-------- Supplied entries

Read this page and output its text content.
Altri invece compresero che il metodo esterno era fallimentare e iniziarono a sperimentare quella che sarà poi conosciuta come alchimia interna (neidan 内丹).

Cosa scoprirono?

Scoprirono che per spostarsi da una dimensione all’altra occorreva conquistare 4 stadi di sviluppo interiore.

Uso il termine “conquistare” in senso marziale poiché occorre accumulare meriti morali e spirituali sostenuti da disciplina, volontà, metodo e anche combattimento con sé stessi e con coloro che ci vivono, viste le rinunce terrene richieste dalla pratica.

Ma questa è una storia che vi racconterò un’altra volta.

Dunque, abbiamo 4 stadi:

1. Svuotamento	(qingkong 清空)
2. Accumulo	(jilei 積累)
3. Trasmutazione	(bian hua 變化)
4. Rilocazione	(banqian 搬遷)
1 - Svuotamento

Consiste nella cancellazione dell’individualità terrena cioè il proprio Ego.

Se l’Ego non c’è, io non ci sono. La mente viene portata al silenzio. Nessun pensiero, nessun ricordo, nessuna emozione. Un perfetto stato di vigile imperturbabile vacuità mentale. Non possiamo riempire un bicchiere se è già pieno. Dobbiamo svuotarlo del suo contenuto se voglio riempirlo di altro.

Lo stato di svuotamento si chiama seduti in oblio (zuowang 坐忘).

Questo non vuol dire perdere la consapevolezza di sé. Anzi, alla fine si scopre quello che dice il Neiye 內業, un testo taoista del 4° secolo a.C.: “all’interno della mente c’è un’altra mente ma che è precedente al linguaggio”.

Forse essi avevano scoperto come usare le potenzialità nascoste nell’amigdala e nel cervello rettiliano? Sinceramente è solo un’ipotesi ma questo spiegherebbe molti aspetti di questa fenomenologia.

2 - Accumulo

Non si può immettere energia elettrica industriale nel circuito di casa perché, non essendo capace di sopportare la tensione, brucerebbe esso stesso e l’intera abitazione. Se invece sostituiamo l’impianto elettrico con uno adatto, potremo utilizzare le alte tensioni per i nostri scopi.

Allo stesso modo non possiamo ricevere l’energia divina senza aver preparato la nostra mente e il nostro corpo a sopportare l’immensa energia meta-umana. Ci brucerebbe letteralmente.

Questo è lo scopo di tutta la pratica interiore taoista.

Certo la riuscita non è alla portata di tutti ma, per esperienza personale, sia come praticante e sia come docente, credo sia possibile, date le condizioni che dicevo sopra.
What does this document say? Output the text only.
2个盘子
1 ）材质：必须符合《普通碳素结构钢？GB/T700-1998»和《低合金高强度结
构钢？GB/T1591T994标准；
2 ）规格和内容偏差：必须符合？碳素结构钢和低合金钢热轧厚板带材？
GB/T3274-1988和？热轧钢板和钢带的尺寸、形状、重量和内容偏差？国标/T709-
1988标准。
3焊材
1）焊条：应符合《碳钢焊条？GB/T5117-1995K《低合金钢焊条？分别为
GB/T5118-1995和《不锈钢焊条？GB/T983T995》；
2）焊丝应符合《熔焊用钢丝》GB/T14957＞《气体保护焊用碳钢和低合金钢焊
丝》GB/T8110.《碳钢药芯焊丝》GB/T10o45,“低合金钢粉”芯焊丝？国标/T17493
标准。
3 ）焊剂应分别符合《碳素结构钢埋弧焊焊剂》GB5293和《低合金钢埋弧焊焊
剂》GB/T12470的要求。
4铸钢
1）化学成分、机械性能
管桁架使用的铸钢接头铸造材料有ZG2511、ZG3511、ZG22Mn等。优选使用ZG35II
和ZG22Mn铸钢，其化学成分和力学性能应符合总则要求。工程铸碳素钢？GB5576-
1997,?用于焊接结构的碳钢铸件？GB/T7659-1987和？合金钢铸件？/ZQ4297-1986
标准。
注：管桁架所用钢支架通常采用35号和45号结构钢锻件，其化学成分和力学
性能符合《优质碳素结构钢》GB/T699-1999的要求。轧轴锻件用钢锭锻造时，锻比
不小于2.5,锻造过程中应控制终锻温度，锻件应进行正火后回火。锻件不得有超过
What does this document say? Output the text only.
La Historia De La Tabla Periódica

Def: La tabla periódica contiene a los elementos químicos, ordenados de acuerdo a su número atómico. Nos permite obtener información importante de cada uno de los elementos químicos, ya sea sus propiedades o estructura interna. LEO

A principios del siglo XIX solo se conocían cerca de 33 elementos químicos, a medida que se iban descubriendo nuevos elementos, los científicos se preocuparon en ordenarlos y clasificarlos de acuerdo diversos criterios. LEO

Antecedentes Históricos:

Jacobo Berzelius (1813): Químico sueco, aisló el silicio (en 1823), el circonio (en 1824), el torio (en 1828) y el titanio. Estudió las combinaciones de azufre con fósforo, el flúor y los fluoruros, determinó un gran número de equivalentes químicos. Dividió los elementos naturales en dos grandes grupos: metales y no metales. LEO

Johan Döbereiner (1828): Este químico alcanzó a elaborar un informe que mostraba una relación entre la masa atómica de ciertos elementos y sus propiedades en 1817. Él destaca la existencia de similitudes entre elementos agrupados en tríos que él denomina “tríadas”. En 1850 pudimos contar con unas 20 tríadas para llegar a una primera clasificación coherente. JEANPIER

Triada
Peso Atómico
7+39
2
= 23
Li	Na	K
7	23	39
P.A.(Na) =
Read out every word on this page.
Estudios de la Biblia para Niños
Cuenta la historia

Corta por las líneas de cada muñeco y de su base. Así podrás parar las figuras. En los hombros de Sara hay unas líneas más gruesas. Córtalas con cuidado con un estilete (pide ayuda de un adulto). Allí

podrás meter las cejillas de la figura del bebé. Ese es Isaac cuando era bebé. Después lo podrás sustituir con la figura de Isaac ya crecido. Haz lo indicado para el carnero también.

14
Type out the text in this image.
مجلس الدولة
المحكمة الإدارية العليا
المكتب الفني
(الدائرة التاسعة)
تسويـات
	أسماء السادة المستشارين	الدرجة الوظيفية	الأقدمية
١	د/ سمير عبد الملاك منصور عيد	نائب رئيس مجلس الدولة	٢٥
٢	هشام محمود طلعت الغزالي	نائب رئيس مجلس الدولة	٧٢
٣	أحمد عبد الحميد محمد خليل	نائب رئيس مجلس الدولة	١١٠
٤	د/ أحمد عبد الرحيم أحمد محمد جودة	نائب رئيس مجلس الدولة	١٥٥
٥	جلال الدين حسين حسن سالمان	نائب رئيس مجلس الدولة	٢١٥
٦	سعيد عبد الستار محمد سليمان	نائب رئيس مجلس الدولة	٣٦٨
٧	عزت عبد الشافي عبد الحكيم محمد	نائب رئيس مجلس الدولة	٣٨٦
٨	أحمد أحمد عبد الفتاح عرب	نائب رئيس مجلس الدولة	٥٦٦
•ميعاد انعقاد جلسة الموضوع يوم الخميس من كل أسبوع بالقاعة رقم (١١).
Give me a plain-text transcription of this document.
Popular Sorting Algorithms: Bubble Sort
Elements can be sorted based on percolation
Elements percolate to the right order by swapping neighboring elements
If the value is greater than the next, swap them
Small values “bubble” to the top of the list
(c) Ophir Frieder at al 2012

----------------

## [Problem statement]
Find the word "必须符合" in the data and show each line that holds it.

## [Response to this task]
1 ）材质：必须符合《普通碳素结构钢？GB/T700-1998»和《低合金高强度结
2 ）规格和内容偏差：必须符合？碳素结构钢和低合金钢热轧厚板带材？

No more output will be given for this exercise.